INFORMATION SHOWN.
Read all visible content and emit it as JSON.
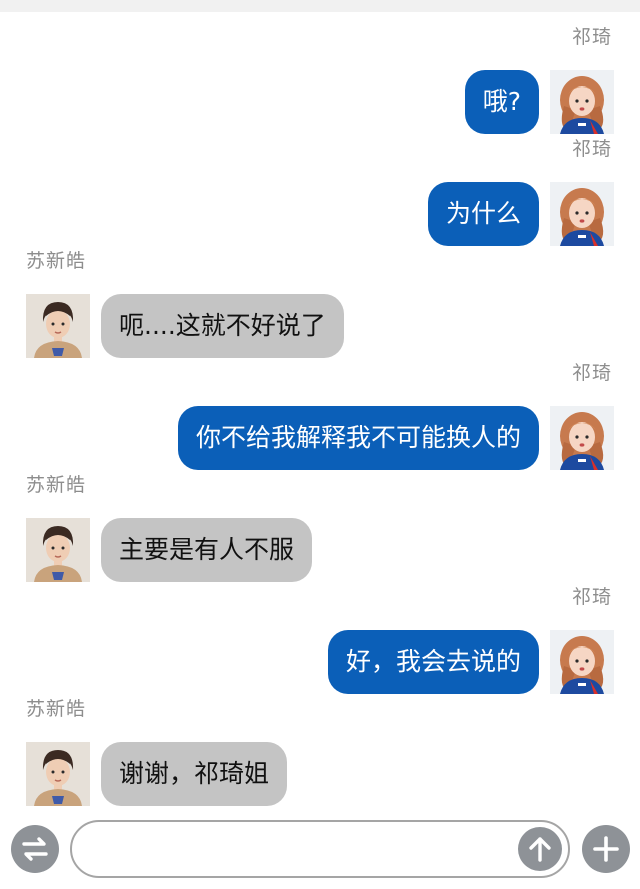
{
  "messages": [
    {
      "side": "right",
      "sender": "祁琦",
      "text": "哦?"
    },
    {
      "side": "right",
      "sender": "祁琦",
      "text": "为什么"
    },
    {
      "side": "left",
      "sender": "苏新皓",
      "text": "呃....这就不好说了"
    },
    {
      "side": "right",
      "sender": "祁琦",
      "text": "你不给我解释我不可能换人的"
    },
    {
      "side": "left",
      "sender": "苏新皓",
      "text": "主要是有人不服"
    },
    {
      "side": "right",
      "sender": "祁琦",
      "text": "好，我会去说的"
    },
    {
      "side": "left",
      "sender": "苏新皓",
      "text": "谢谢，祁琦姐"
    }
  ],
  "input_bar": {
    "text_value": "",
    "icons": [
      "swap-icon",
      "send-arrow-icon",
      "plus-icon"
    ]
  },
  "colors": {
    "outgoing_bubble": "#0b5fb8",
    "incoming_bubble": "#c4c4c4",
    "sender_name": "#8d8d8d",
    "button_gray": "#8e9297"
  }
}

WHAT TO DO.
Return the whole listing, word for word, and leave out every picture.

FULL OUTPUT.
Read all visible content and emit it as JSON.
{
  "messages": [
    {
      "side": "right",
      "sender": "祁琦",
      "text": "哦?"
    },
    {
      "side": "right",
      "sender": "祁琦",
      "text": "为什么"
    },
    {
      "side": "left",
      "sender": "苏新皓",
      "text": "呃....这就不好说了"
    },
    {
      "side": "right",
      "sender": "祁琦",
      "text": "你不给我解释我不可能换人的"
    },
    {
      "side": "left",
      "sender": "苏新皓",
      "text": "主要是有人不服"
    },
    {
      "side": "right",
      "sender": "祁琦",
      "text": "好，我会去说的"
    },
    {
      "side": "left",
      "sender": "苏新皓",
      "text": "谢谢，祁琦姐"
    }
  ],
  "input_bar": {
    "text_value": "",
    "icons": [
      "swap-icon",
      "send-arrow-icon",
      "plus-icon"
    ]
  },
  "colors": {
    "outgoing_bubble": "#0b5fb8",
    "incoming_bubble": "#c4c4c4",
    "sender_name": "#8d8d8d",
    "button_gray": "#8e9297"
  }
}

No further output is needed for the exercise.